**TASK OBJECTIVE**
Each record below should appear again exactly as written.

++++++++++++++++++++

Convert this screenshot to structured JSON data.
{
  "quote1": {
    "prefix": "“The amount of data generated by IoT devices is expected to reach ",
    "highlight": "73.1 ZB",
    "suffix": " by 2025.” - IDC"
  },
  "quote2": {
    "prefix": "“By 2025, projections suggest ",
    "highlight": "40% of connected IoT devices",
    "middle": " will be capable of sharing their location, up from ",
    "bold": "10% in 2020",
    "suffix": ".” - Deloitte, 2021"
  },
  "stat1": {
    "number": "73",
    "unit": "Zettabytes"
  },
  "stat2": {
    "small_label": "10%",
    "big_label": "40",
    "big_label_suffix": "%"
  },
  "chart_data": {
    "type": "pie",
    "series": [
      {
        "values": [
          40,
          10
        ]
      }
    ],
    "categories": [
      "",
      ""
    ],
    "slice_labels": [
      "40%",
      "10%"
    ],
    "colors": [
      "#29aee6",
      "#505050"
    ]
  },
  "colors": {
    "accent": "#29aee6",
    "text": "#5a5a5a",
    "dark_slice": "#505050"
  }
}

++++++++++++++++++++

**ANSWER TO THE PROBLEM**
Convert this screenshot to structured JSON data.
{
  "quote1": {
    "prefix": "“The amount of data generated by IoT devices is expected to reach ",
    "highlight": "73.1 ZB",
    "suffix": " by 2025.” - IDC"
  },
  "quote2": {
    "prefix": "“By 2025, projections suggest ",
    "highlight": "40% of connected IoT devices",
    "middle": " will be capable of sharing their location, up from ",
    "bold": "10% in 2020",
    "suffix": ".” - Deloitte, 2021"
  },
  "stat1": {
    "number": "73",
    "unit": "Zettabytes"
  },
  "stat2": {
    "small_label": "10%",
    "big_label": "40",
    "big_label_suffix": "%"
  },
  "chart_data": {
    "type": "pie",
    "series": [
      {
        "values": [
          40,
          10
        ]
      }
    ],
    "categories": [
      "",
      ""
    ],
    "slice_labels": [
      "40%",
      "10%"
    ],
    "colors": [
      "#29aee6",
      "#505050"
    ]
  },
  "colors": {
    "accent": "#29aee6",
    "text": "#5a5a5a",
    "dark_slice": "#505050"
  }
}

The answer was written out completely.